Structured figure records:
────────────────────────────────────────
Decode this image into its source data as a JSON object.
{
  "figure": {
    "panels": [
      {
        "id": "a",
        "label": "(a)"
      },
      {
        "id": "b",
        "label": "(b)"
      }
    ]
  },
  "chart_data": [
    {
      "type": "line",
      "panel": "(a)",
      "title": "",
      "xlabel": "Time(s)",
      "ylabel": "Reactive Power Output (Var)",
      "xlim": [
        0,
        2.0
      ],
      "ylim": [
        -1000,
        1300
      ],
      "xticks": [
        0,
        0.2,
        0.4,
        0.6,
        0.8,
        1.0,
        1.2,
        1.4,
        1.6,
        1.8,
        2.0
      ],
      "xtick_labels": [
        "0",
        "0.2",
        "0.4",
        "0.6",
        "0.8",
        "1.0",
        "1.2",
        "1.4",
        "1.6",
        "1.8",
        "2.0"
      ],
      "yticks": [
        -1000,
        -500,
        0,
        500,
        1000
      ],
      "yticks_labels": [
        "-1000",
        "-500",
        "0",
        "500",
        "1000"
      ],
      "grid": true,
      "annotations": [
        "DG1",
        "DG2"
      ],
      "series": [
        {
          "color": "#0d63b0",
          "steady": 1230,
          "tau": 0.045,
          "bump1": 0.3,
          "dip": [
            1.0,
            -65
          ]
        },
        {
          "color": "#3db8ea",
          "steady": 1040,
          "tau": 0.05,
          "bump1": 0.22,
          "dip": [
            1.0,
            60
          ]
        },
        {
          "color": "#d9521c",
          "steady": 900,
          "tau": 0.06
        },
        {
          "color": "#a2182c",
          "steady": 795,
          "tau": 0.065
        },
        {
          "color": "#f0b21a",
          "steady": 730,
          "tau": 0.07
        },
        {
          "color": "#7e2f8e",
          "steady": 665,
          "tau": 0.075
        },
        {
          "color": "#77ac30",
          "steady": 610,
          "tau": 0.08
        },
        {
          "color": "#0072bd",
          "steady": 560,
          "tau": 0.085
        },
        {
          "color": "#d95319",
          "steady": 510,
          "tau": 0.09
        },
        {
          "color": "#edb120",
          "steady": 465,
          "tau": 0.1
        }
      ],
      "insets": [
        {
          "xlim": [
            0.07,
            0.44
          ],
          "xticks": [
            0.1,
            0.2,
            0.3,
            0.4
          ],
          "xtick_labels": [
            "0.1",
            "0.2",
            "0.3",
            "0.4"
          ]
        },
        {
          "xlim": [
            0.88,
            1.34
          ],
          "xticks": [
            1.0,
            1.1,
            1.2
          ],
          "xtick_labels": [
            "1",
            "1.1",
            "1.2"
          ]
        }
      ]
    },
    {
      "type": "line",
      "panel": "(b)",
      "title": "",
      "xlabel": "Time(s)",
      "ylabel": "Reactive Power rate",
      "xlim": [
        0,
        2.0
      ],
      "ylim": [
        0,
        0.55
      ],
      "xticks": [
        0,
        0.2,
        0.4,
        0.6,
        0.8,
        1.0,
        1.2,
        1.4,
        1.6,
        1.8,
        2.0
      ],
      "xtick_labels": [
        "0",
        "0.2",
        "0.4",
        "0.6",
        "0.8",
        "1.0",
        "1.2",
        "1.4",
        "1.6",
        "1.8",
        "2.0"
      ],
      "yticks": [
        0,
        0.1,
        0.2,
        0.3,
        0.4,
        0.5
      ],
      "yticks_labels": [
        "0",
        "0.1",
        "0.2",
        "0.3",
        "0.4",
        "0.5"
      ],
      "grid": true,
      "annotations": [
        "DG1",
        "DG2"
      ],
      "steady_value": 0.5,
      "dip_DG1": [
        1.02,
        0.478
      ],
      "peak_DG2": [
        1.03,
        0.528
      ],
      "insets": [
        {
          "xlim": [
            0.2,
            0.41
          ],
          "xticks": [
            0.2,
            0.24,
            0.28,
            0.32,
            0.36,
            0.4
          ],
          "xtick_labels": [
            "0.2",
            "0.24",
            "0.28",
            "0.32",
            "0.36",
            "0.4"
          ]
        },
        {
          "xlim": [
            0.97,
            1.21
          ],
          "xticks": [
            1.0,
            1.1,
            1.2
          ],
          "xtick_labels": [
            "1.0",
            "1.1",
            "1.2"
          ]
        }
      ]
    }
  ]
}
────────────────────────────────────────
* Goal of the exercise *
From the records above, extract every entry verbatim.

* Result for this task *
Decode this image into its source data as a JSON object.
{
  "figure": {
    "panels": [
      {
        "id": "a",
        "label": "(a)"
      },
      {
        "id": "b",
        "label": "(b)"
      }
    ]
  },
  "chart_data": [
    {
      "type": "line",
      "panel": "(a)",
      "title": "",
      "xlabel": "Time(s)",
      "ylabel": "Reactive Power Output (Var)",
      "xlim": [
        0,
        2.0
      ],
      "ylim": [
        -1000,
        1300
      ],
      "xticks": [
        0,
        0.2,
        0.4,
        0.6,
        0.8,
        1.0,
        1.2,
        1.4,
        1.6,
        1.8,
        2.0
      ],
      "xtick_labels": [
        "0",
        "0.2",
        "0.4",
        "0.6",
        "0.8",
        "1.0",
        "1.2",
        "1.4",
        "1.6",
        "1.8",
        "2.0"
      ],
      "yticks": [
        -1000,
        -500,
        0,
        500,
        1000
      ],
      "yticks_labels": [
        "-1000",
        "-500",
        "0",
        "500",
        "1000"
      ],
      "grid": true,
      "annotations": [
        "DG1",
        "DG2"
      ],
      "series": [
        {
          "color": "#0d63b0",
          "steady": 1230,
          "tau": 0.045,
          "bump1": 0.3,
          "dip": [
            1.0,
            -65
          ]
        },
        {
          "color": "#3db8ea",
          "steady": 1040,
          "tau": 0.05,
          "bump1": 0.22,
          "dip": [
            1.0,
            60
          ]
        },
        {
          "color": "#d9521c",
          "steady": 900,
          "tau": 0.06
        },
        {
          "color": "#a2182c",
          "steady": 795,
          "tau": 0.065
        },
        {
          "color": "#f0b21a",
          "steady": 730,
          "tau": 0.07
        },
        {
          "color": "#7e2f8e",
          "steady": 665,
          "tau": 0.075
        },
        {
          "color": "#77ac30",
          "steady": 610,
          "tau": 0.08
        },
        {
          "color": "#0072bd",
          "steady": 560,
          "tau": 0.085
        },
        {
          "color": "#d95319",
          "steady": 510,
          "tau": 0.09
        },
        {
          "color": "#edb120",
          "steady": 465,
          "tau": 0.1
        }
      ],
      "insets": [
        {
          "xlim": [
            0.07,
            0.44
          ],
          "xticks": [
            0.1,
            0.2,
            0.3,
            0.4
          ],
          "xtick_labels": [
            "0.1",
            "0.2",
            "0.3",
            "0.4"
          ]
        },
        {
          "xlim": [
            0.88,
            1.34
          ],
          "xticks": [
            1.0,
            1.1,
            1.2
          ],
          "xtick_labels": [
            "1",
            "1.1",
            "1.2"
          ]
        }
      ]
    },
    {
      "type": "line",
      "panel": "(b)",
      "title": "",
      "xlabel": "Time(s)",
      "ylabel": "Reactive Power rate",
      "xlim": [
        0,
        2.0
      ],
      "ylim": [
        0,
        0.55
      ],
      "xticks": [
        0,
        0.2,
        0.4,
        0.6,
        0.8,
        1.0,
        1.2,
        1.4,
        1.6,
        1.8,
        2.0
      ],
      "xtick_labels": [
        "0",
        "0.2",
        "0.4",
        "0.6",
        "0.8",
        "1.0",
        "1.2",
        "1.4",
        "1.6",
        "1.8",
        "2.0"
      ],
      "yticks": [
        0,
        0.1,
        0.2,
        0.3,
        0.4,
        0.5
      ],
      "yticks_labels": [
        "0",
        "0.1",
        "0.2",
        "0.3",
        "0.4",
        "0.5"
      ],
      "grid": true,
      "annotations": [
        "DG1",
        "DG2"
      ],
      "steady_value": 0.5,
      "dip_DG1": [
        1.02,
        0.478
      ],
      "peak_DG2": [
        1.03,
        0.528
      ],
      "insets": [
        {
          "xlim": [
            0.2,
            0.41
          ],
          "xticks": [
            0.2,
            0.24,
            0.28,
            0.32,
            0.36,
            0.4
          ],
          "xtick_labels": [
            "0.2",
            "0.24",
            "0.28",
            "0.32",
            "0.36",
            "0.4"
          ]
        },
        {
          "xlim": [
            0.97,
            1.21
          ],
          "xticks": [
            1.0,
            1.1,
            1.2
          ],
          "xtick_labels": [
            "1.0",
            "1.1",
            "1.2"
          ]
        }
      ]
    }
  ]
}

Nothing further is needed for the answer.